Required task. Quote every line of the items below verbatim, omitting the pictures from your answer.

** begin **

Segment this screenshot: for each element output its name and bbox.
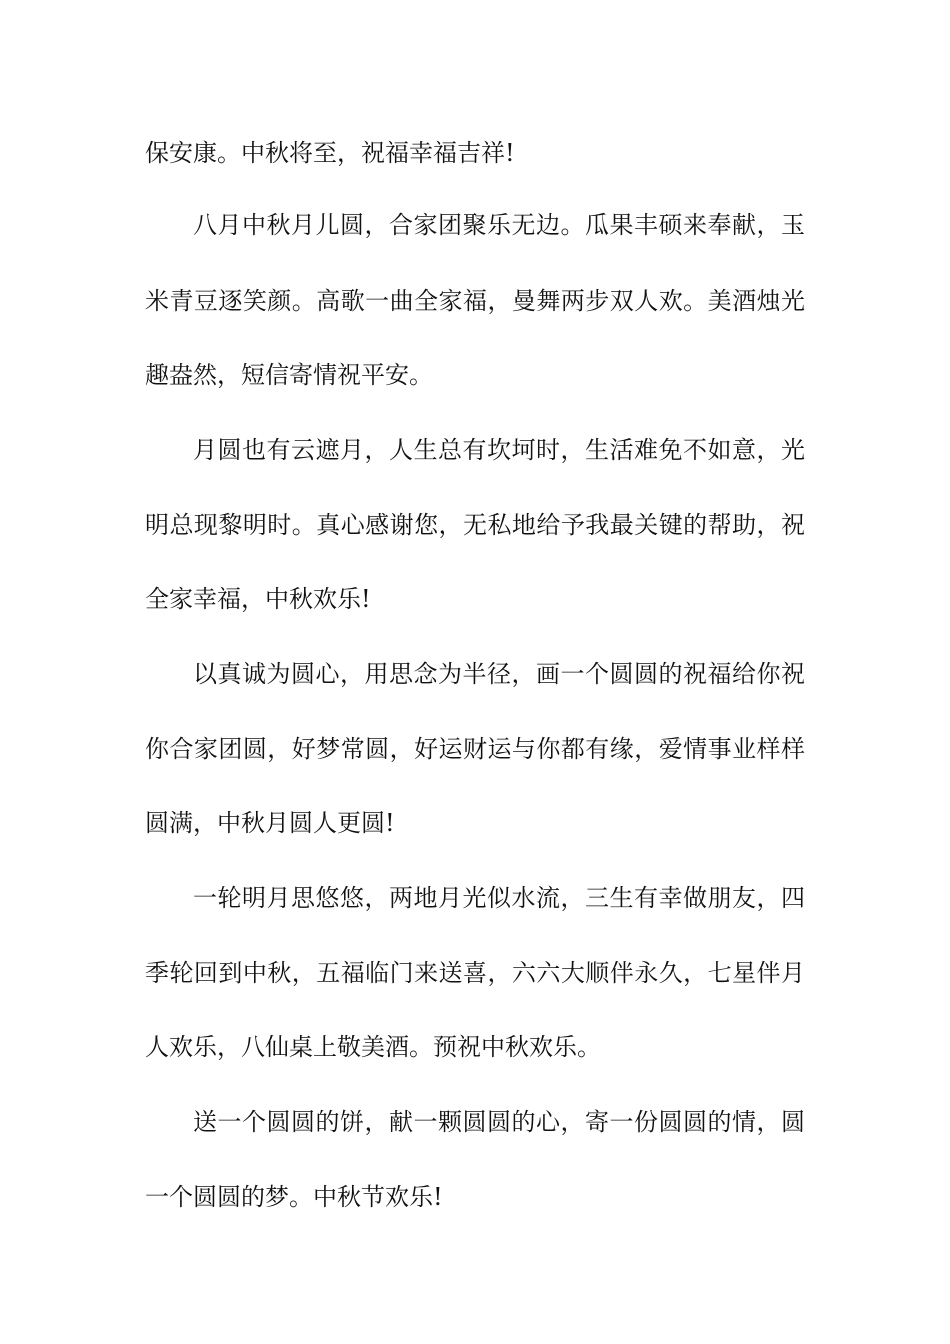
text-line: 季轮回到中秋，五福临门来送喜，六六大顺伴永久，七星伴月 (145, 959, 805, 987)
paragraph-first-line: 八月中秋月儿圆，合家团聚乐无边。瓜果丰硕来奉献，玉 (193, 211, 805, 239)
paragraph-first-line: 一轮明月思悠悠，两地月光似水流，三生有幸做朋友，四 (193, 884, 805, 912)
text-line: 一个圆圆的梦。中秋节欢乐! (145, 1183, 443, 1211)
text-line: 人欢乐，八仙桌上敬美酒。预祝中秋欢乐。 (145, 1033, 601, 1061)
text-line: 你合家团圆，好梦常圆，好运财运与你都有缘，爱情事业样样 (145, 735, 805, 763)
text-line: 米青豆逐笑颜。高歌一曲全家福，曼舞两步双人欢。美酒烛光 (145, 287, 805, 315)
text-line: 趣盎然，短信寄情祝平安。 (145, 361, 433, 389)
text-line: 全家幸福，中秋欢乐! (145, 585, 371, 613)
text-line: 圆满，中秋月圆人更圆! (145, 809, 395, 837)
paragraph-first-line: 送一个圆圆的饼，献一颗圆圆的心，寄一份圆圆的情，圆 (193, 1108, 805, 1136)
paragraph-first-line: 以真诚为圆心，用思念为半径，画一个圆圆的祝福给你祝 (193, 660, 805, 688)
text-line: 保安康。中秋将至，祝福幸福吉祥! (145, 139, 515, 167)
paragraph-first-line: 月圆也有云遮月，人生总有坎坷时，生活难免不如意，光 (193, 436, 805, 464)
text-line: 明总现黎明时。真心感谢您，无私地给予我最关键的帮助，祝 (145, 511, 805, 539)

** end **

Response to the task.
Segment this screenshot: for each element output its name and bbox.
text-line: 季轮回到中秋，五福临门来送喜，六六大顺伴永久，七星伴月 (145, 959, 805, 987)
paragraph-first-line: 八月中秋月儿圆，合家团聚乐无边。瓜果丰硕来奉献，玉 (193, 211, 805, 239)
paragraph-first-line: 一轮明月思悠悠，两地月光似水流，三生有幸做朋友，四 (193, 884, 805, 912)
text-line: 一个圆圆的梦。中秋节欢乐! (145, 1183, 443, 1211)
text-line: 人欢乐，八仙桌上敬美酒。预祝中秋欢乐。 (145, 1033, 601, 1061)
text-line: 你合家团圆，好梦常圆，好运财运与你都有缘，爱情事业样样 (145, 735, 805, 763)
text-line: 米青豆逐笑颜。高歌一曲全家福，曼舞两步双人欢。美酒烛光 (145, 287, 805, 315)
text-line: 趣盎然，短信寄情祝平安。 (145, 361, 433, 389)
text-line: 全家幸福，中秋欢乐! (145, 585, 371, 613)
text-line: 圆满，中秋月圆人更圆! (145, 809, 395, 837)
paragraph-first-line: 送一个圆圆的饼，献一颗圆圆的心，寄一份圆圆的情，圆 (193, 1108, 805, 1136)
paragraph-first-line: 以真诚为圆心，用思念为半径，画一个圆圆的祝福给你祝 (193, 660, 805, 688)
text-line: 保安康。中秋将至，祝福幸福吉祥! (145, 139, 515, 167)
paragraph-first-line: 月圆也有云遮月，人生总有坎坷时，生活难免不如意，光 (193, 436, 805, 464)
text-line: 明总现黎明时。真心感谢您，无私地给予我最关键的帮助，祝 (145, 511, 805, 539)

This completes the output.